• **WHAT YOU NEED TO DO**
Leave out the pictures and copy each record below exactly.

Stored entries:
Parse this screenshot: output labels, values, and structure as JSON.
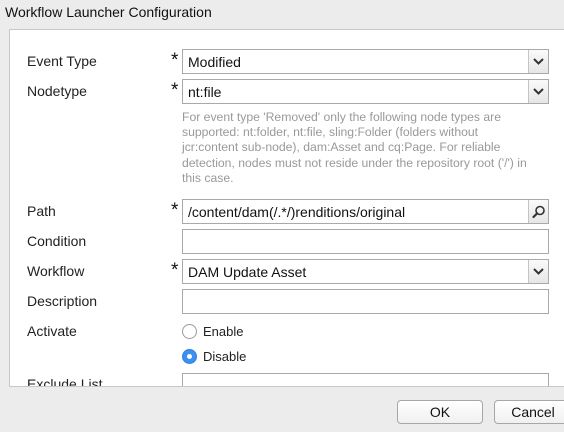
{
  "dialog": {
    "title": "Workflow Launcher Configuration"
  },
  "form": {
    "required_mark": "*",
    "event_type": {
      "label": "Event Type",
      "value": "Modified"
    },
    "nodetype": {
      "label": "Nodetype",
      "value": "nt:file",
      "help_lines": [
        "For event type 'Removed' only the following node types are",
        "supported: nt:folder, nt:file, sling:Folder (folders without",
        "jcr:content sub-node), dam:Asset and cq:Page. For reliable",
        "detection, nodes must not reside under the repository root ('/') in",
        "this case."
      ]
    },
    "path": {
      "label": "Path",
      "value": "/content/dam(/.*/)renditions/original",
      "button_icon": "search-icon"
    },
    "condition": {
      "label": "Condition",
      "value": ""
    },
    "workflow": {
      "label": "Workflow",
      "value": "DAM Update Asset"
    },
    "description": {
      "label": "Description",
      "value": ""
    },
    "activate": {
      "label": "Activate",
      "options": [
        {
          "label": "Enable",
          "selected": false
        },
        {
          "label": "Disable",
          "selected": true
        }
      ]
    },
    "exclude_list": {
      "label": "Exclude List"
    }
  },
  "buttons": {
    "ok": "OK",
    "cancel": "Cancel"
  },
  "colors": {
    "accent": "#3d8ff2"
  }
}
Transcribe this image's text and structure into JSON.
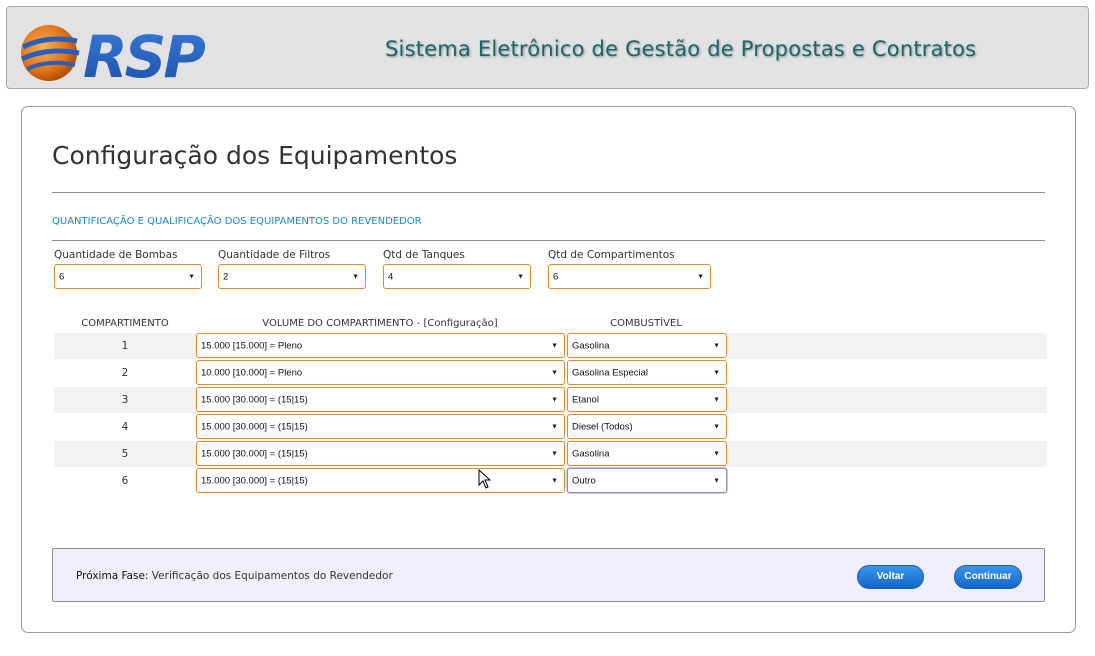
{
  "header": {
    "logo_text": "RSP",
    "title": "Sistema Eletrônico de Gestão de Propostas e Contratos"
  },
  "page": {
    "title": "Configuração dos Equipamentos",
    "section_title": "QUANTIFICAÇÃO E QUALIFICAÇÃO DOS EQUIPAMENTOS DO REVENDEDOR"
  },
  "fields": [
    {
      "label": "Quantidade de Bombas",
      "value": "6"
    },
    {
      "label": "Quantidade de Filtros",
      "value": "2"
    },
    {
      "label": "Qtd de Tanques",
      "value": "4"
    },
    {
      "label": "Qtd de Compartimentos",
      "value": "6"
    }
  ],
  "table": {
    "headers": {
      "compartimento": "COMPARTIMENTO",
      "volume": "VOLUME DO COMPARTIMENTO - [Configuração]",
      "combustivel": "COMBUSTÍVEL"
    },
    "rows": [
      {
        "num": "1",
        "volume": "15.000 [15.000] = Pleno",
        "combustivel": "Gasolina"
      },
      {
        "num": "2",
        "volume": "10.000 [10.000] = Pleno",
        "combustivel": "Gasolina Especial"
      },
      {
        "num": "3",
        "volume": "15.000 [30.000] = (15|15)",
        "combustivel": "Etanol"
      },
      {
        "num": "4",
        "volume": "15.000 [30.000] = (15|15)",
        "combustivel": "Diesel (Todos)"
      },
      {
        "num": "5",
        "volume": "15.000 [30.000] = (15|15)",
        "combustivel": "Gasolina"
      },
      {
        "num": "6",
        "volume": "15.000 [30.000] = (15|15)",
        "combustivel": "Outro"
      }
    ]
  },
  "footer": {
    "next_label": "Próxima Fase:",
    "next_value": "Verificação dos Equipamentos do Revendedor",
    "back_button": "Voltar",
    "continue_button": "Continuar"
  },
  "colors": {
    "accent_orange": "#e08a2c",
    "section_blue": "#1b87c9",
    "header_teal": "#17676f",
    "button_blue": "#1a73d6"
  }
}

• **TASK OUTPUT**
Parse this screenshot: output labels, values, and structure as JSON.
{
  "dialog": {
    "title": "Workflow Launcher Configuration"
  },
  "form": {
    "required_mark": "*",
    "event_type": {
      "label": "Event Type",
      "value": "Modified"
    },
    "nodetype": {
      "label": "Nodetype",
      "value": "nt:file",
      "help_lines": [
        "For event type 'Removed' only the following node types are",
        "supported: nt:folder, nt:file, sling:Folder (folders without",
        "jcr:content sub-node), dam:Asset and cq:Page. For reliable",
        "detection, nodes must not reside under the repository root ('/') in",
        "this case."
      ]
    },
    "path": {
      "label": "Path",
      "value": "/content/dam(/.*/)renditions/original",
      "button_icon": "search-icon"
    },
    "condition": {
      "label": "Condition",
      "value": ""
    },
    "workflow": {
      "label": "Workflow",
      "value": "DAM Update Asset"
    },
    "description": {
      "label": "Description",
      "value": ""
    },
    "activate": {
      "label": "Activate",
      "options": [
        {
          "label": "Enable",
          "selected": false
        },
        {
          "label": "Disable",
          "selected": true
        }
      ]
    },
    "exclude_list": {
      "label": "Exclude List"
    }
  },
  "buttons": {
    "ok": "OK",
    "cancel": "Cancel"
  },
  "colors": {
    "accent": "#3d8ff2"
  }
}
Transcribe this image's text and structure into JSON.
{
  "header": {
    "logo_text": "RSP",
    "title": "Sistema Eletrônico de Gestão de Propostas e Contratos"
  },
  "page": {
    "title": "Configuração dos Equipamentos",
    "section_title": "QUANTIFICAÇÃO E QUALIFICAÇÃO DOS EQUIPAMENTOS DO REVENDEDOR"
  },
  "fields": [
    {
      "label": "Quantidade de Bombas",
      "value": "6"
    },
    {
      "label": "Quantidade de Filtros",
      "value": "2"
    },
    {
      "label": "Qtd de Tanques",
      "value": "4"
    },
    {
      "label": "Qtd de Compartimentos",
      "value": "6"
    }
  ],
  "table": {
    "headers": {
      "compartimento": "COMPARTIMENTO",
      "volume": "VOLUME DO COMPARTIMENTO - [Configuração]",
      "combustivel": "COMBUSTÍVEL"
    },
    "rows": [
      {
        "num": "1",
        "volume": "15.000 [15.000] = Pleno",
        "combustivel": "Gasolina"
      },
      {
        "num": "2",
        "volume": "10.000 [10.000] = Pleno",
        "combustivel": "Gasolina Especial"
      },
      {
        "num": "3",
        "volume": "15.000 [30.000] = (15|15)",
        "combustivel": "Etanol"
      },
      {
        "num": "4",
        "volume": "15.000 [30.000] = (15|15)",
        "combustivel": "Diesel (Todos)"
      },
      {
        "num": "5",
        "volume": "15.000 [30.000] = (15|15)",
        "combustivel": "Gasolina"
      },
      {
        "num": "6",
        "volume": "15.000 [30.000] = (15|15)",
        "combustivel": "Outro"
      }
    ]
  },
  "footer": {
    "next_label": "Próxima Fase:",
    "next_value": "Verificação dos Equipamentos do Revendedor",
    "back_button": "Voltar",
    "continue_button": "Continuar"
  },
  "colors": {
    "accent_orange": "#e08a2c",
    "section_blue": "#1b87c9",
    "header_teal": "#17676f",
    "button_blue": "#1a73d6"
  }
}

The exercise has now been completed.